GIVEN INSTRUCTION: Scan the entries below and extract each line with the word "Mirrors" in it.
**** RECORDS TO USE
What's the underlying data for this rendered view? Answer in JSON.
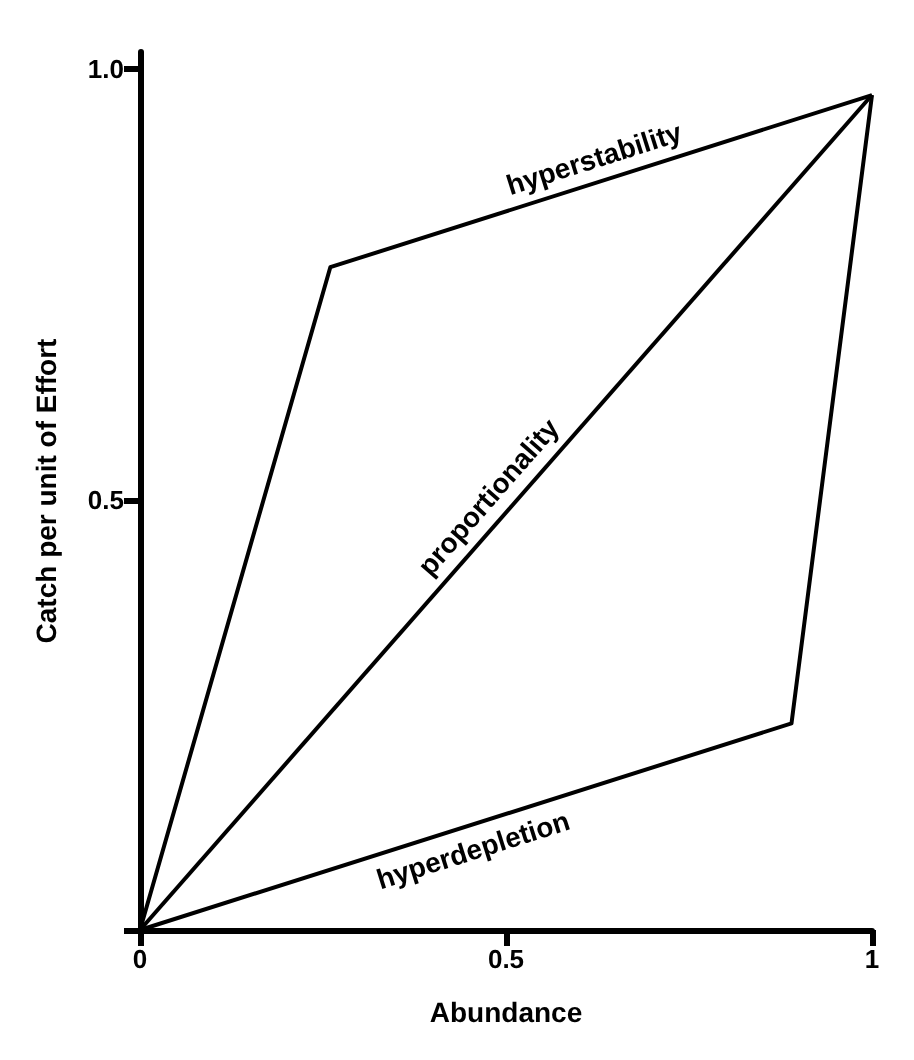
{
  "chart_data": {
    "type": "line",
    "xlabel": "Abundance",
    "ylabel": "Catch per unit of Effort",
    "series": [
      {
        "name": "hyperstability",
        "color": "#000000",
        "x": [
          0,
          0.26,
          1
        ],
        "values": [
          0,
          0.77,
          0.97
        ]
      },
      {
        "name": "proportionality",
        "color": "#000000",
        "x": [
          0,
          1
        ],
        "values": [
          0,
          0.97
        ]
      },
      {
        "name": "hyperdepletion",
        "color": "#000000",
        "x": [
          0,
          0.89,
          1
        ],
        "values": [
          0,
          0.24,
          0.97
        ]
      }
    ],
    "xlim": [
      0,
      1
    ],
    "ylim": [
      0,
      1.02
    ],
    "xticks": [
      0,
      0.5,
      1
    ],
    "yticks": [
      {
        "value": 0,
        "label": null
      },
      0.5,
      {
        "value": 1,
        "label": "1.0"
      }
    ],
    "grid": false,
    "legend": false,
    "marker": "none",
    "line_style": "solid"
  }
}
********
**** RECORDS TO USE
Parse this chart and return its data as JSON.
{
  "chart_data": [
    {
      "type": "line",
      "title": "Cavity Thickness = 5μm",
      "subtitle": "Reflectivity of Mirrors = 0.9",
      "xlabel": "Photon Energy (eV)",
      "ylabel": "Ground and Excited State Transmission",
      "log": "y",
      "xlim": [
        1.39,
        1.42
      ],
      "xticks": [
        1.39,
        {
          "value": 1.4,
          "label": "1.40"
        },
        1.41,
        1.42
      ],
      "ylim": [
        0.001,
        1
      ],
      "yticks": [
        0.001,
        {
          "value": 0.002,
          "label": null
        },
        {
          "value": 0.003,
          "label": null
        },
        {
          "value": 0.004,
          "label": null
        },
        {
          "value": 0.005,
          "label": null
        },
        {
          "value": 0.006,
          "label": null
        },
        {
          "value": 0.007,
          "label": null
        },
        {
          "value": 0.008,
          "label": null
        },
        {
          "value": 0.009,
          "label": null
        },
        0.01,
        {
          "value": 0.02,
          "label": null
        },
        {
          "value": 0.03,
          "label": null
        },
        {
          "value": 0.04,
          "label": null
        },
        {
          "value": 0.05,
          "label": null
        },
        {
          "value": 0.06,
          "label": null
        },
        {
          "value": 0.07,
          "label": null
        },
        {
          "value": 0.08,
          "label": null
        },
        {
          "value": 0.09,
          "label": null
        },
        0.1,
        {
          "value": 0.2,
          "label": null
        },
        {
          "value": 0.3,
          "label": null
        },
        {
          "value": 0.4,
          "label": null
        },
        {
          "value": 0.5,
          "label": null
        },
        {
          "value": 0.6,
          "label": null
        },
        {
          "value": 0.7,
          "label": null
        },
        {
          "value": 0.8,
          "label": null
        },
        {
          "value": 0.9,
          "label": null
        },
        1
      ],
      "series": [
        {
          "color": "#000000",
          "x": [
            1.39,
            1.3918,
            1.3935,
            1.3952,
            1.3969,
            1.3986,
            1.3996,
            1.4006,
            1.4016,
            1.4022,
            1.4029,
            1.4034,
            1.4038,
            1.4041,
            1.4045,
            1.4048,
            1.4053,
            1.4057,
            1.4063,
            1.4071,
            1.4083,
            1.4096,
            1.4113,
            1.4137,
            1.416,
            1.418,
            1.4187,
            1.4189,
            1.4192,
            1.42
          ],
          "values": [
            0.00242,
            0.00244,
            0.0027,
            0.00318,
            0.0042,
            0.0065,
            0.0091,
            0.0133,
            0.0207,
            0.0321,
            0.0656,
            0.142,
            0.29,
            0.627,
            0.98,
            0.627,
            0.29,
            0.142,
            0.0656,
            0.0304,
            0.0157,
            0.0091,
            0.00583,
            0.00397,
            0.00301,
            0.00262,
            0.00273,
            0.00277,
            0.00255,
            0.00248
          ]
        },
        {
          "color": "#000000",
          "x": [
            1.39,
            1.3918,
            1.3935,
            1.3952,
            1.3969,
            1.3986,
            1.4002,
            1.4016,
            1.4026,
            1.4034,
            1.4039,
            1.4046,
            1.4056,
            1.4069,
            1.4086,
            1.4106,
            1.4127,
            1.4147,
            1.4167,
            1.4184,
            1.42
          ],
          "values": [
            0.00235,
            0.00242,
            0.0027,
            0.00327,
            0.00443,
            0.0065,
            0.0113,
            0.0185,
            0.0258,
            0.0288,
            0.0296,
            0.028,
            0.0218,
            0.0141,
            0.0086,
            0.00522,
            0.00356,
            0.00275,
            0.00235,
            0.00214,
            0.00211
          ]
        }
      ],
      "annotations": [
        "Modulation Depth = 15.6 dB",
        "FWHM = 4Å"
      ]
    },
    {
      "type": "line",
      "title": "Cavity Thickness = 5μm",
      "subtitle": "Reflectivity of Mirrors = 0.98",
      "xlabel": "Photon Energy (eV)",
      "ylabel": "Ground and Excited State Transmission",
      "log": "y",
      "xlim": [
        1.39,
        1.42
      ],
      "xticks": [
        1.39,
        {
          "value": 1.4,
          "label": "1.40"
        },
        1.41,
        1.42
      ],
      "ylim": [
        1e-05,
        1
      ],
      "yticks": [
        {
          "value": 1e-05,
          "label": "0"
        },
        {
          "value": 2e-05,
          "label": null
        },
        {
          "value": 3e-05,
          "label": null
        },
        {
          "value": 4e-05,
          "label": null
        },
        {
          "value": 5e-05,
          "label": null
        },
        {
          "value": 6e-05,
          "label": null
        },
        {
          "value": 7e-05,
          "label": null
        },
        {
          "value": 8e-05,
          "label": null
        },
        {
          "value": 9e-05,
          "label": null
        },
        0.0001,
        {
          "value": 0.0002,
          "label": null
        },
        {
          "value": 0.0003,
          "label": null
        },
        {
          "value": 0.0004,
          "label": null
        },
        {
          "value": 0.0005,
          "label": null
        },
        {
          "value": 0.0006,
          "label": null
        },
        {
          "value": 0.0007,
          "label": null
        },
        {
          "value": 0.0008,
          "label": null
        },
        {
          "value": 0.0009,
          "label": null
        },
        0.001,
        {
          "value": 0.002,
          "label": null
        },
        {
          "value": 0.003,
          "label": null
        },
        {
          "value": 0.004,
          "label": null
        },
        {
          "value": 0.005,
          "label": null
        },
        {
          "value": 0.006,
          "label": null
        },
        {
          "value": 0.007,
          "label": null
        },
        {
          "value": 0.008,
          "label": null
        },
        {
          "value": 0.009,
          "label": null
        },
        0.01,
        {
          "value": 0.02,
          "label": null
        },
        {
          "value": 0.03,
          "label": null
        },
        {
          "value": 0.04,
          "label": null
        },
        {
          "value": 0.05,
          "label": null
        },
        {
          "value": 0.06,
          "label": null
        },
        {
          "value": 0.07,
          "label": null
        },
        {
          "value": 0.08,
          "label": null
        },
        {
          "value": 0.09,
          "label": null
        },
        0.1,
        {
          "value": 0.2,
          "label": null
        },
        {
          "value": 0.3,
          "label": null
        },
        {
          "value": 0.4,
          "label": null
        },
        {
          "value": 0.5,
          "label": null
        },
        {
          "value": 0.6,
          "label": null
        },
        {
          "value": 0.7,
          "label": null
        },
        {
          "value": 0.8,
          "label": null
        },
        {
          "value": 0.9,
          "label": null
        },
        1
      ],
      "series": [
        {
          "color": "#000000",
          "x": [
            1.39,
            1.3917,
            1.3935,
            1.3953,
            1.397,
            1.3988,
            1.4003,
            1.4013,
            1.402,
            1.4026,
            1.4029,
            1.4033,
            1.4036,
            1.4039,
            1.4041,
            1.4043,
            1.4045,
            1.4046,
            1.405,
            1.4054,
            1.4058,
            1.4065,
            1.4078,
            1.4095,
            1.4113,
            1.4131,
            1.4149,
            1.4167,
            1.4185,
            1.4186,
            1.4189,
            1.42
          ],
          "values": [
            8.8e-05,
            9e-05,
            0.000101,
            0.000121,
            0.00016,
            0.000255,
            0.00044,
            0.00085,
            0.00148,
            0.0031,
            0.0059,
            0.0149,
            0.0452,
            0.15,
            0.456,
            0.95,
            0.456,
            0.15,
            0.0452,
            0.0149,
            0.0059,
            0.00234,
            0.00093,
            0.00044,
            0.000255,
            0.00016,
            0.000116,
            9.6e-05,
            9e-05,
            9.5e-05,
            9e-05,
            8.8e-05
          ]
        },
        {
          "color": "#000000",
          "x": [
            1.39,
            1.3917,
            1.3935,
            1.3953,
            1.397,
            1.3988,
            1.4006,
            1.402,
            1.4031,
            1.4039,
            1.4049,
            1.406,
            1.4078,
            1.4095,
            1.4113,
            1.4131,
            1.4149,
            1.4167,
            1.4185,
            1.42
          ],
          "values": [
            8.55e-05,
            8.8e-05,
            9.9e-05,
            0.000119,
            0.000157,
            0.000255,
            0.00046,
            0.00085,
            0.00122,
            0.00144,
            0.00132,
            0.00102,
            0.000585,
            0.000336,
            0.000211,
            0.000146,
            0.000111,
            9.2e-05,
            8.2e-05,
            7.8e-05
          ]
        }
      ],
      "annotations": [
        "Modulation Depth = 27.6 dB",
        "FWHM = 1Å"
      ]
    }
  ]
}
********
CORRECT RESPONSE:
      "subtitle": "Reflectivity of Mirrors = 0.9",
      "subtitle": "Reflectivity of Mirrors = 0.98",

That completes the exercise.